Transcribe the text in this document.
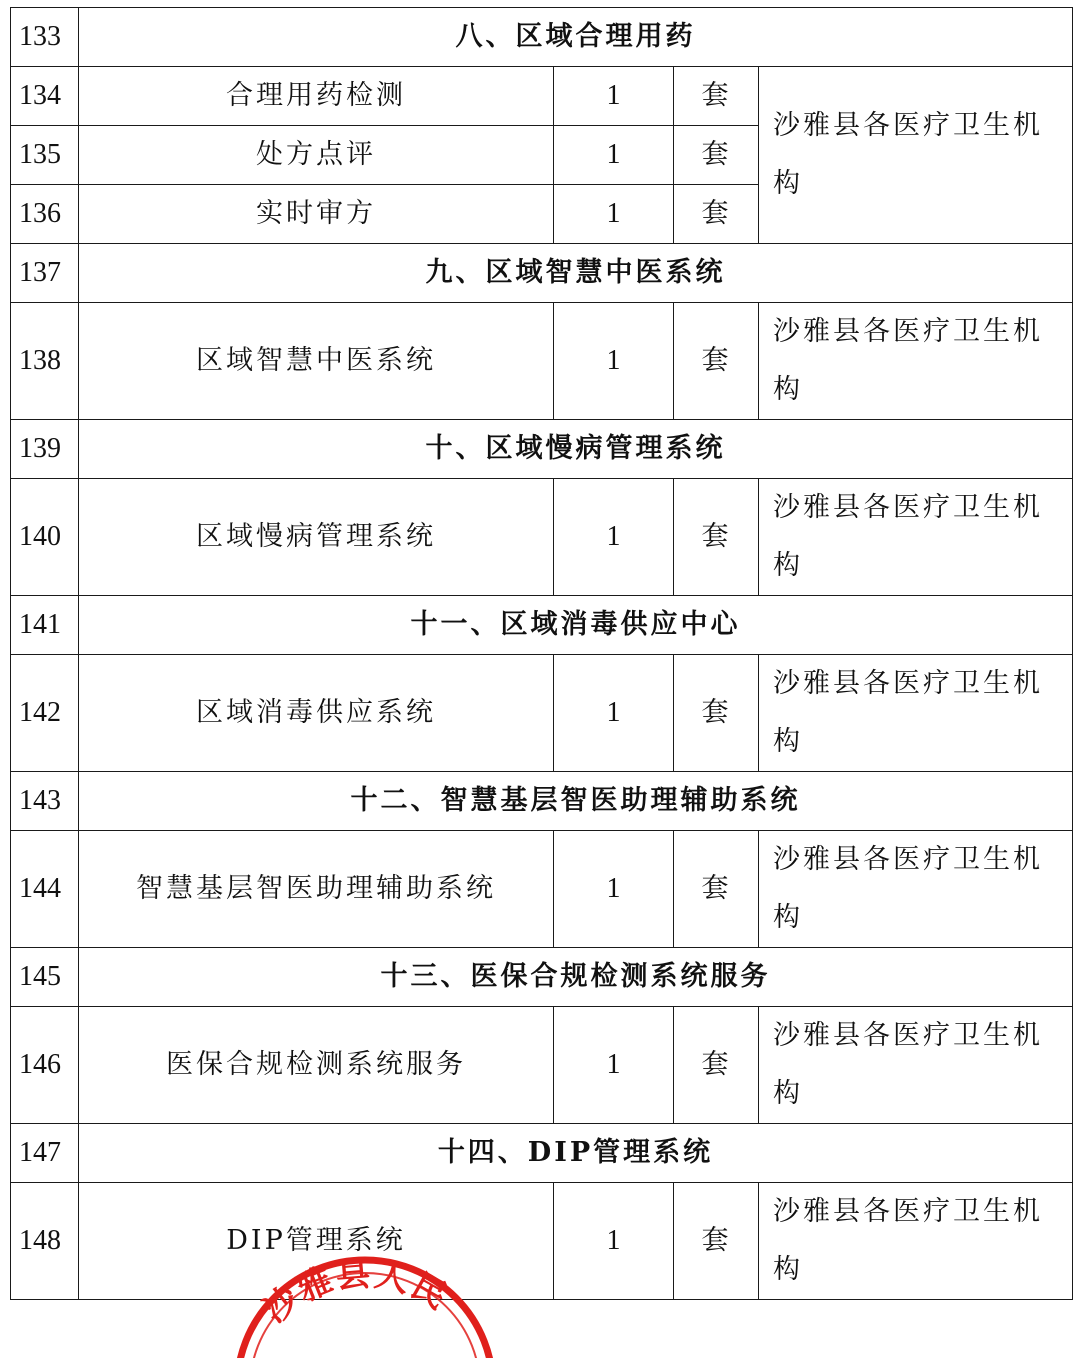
133	八、区域合理用药			
134	合理用药检测	1	套	沙雅县各医疗卫生机构
135	处方点评	1	套	
136	实时审方	1	套	
137	九、区域智慧中医系统			
138	区域智慧中医系统	1	套	沙雅县各医疗卫生机构
139	十、区域慢病管理系统			
140	区域慢病管理系统	1	套	沙雅县各医疗卫生机构
141	十一、区域消毒供应中心			
142	区域消毒供应系统	1	套	沙雅县各医疗卫生机构
143	十二、智慧基层智医助理辅助系统			
144	智慧基层智医助理辅助系统	1	套	沙雅县各医疗卫生机构
145	十三、医保合规检测系统服务			
146	医保合规检测系统服务	1	套	沙雅县各医疗卫生机构
147	十四、DIP管理系统			
148	DIP管理系统	1	套	沙雅县各医疗卫生机构
沙雅县人民
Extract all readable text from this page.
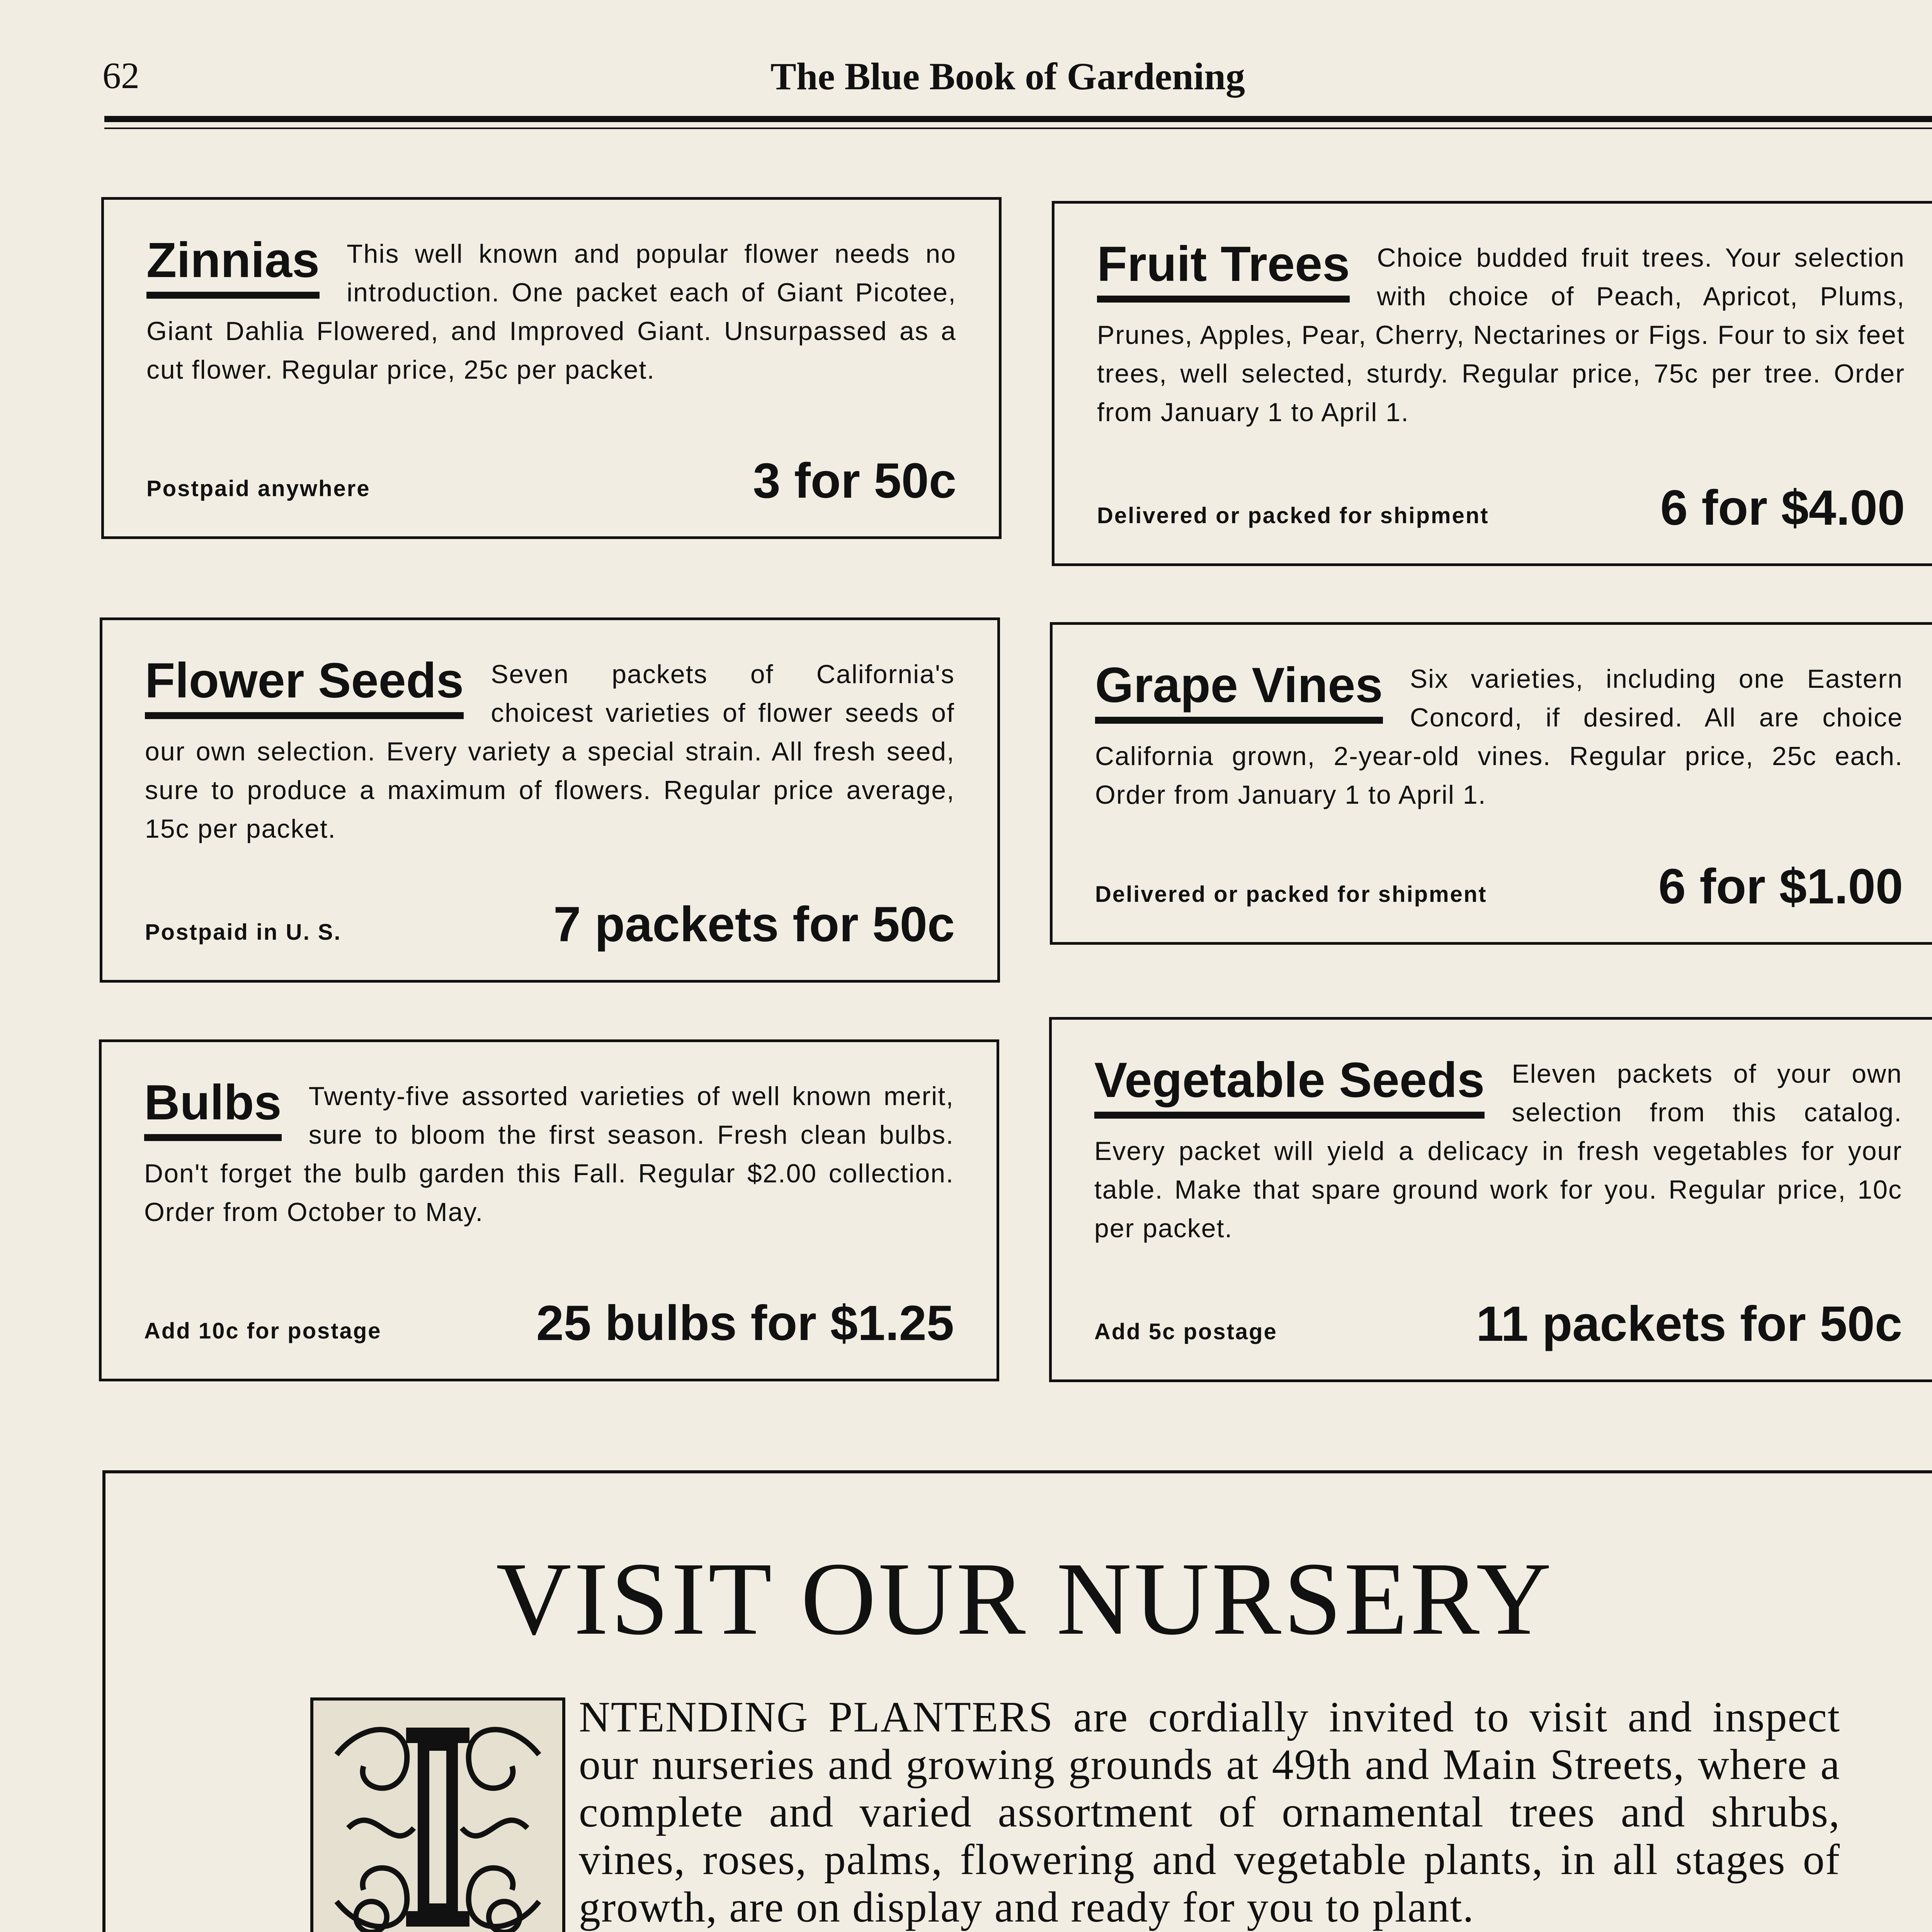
62	The Blue Book of Gardening
Zinnias	This well known and popular flower needs no introduction. One packet each of Giant Picotee, Giant Dahlia Flowered, and Improved Giant. Unsurpassed as a cut flower. Regular price, 25c per packet.
Postpaid anywhere	3 for 50c
Fruit Trees	Choice budded fruit trees. Your selection with choice of Peach, Apricot, Plums, Prunes, Apples, Pear, Cherry, Nectarines or Figs. Four to six feet trees, well selected, sturdy. Regular price, 75c per tree. Order from January 1 to April 1.
Delivered or packed for shipment	6 for $4.00
Flower Seeds	Seven packets of California's choicest varieties of flower seeds of our own selection. Every variety a special strain. All fresh seed, sure to produce a maximum of flowers. Regular price average, 15c per packet.
Postpaid in U. S.	7 packets for 50c
Grape Vines	Six varieties, including one Eastern Concord, if desired. All are choice California grown, 2-year-old vines. Regular price, 25c each. Order from January 1 to April 1.
Delivered or packed for shipment	6 for $1.00
Bulbs	Twenty-five assorted varieties of well known merit, sure to bloom the first season. Fresh clean bulbs. Don't forget the bulb garden this Fall. Regular $2.00 collection. Order from October to May.
Add 10c for postage	25 bulbs for $1.25
Vegetable Seeds	Eleven packets of your own selection from this catalog. Every packet will yield a delicacy in fresh vegetables for your table. Make that spare ground work for you. Regular price, 10c per packet.
Add 5c postage	11 packets for 50c
VISIT OUR NURSERY
NTENDING PLANTERS are cordially invited to visit and inspect our nurseries and growing grounds at 49th and Main Streets, where a complete and varied assortment of ornamental trees and shrubs, vines, roses, palms, flowering and vegetable plants, in all stages of growth, are on display and ready for you to plant.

· · · · ·

**EXERCISE AIM**
Write down the number of lines where the word "DIP管理系统" appears, and nothing further.

**TASK OUTPUT**
2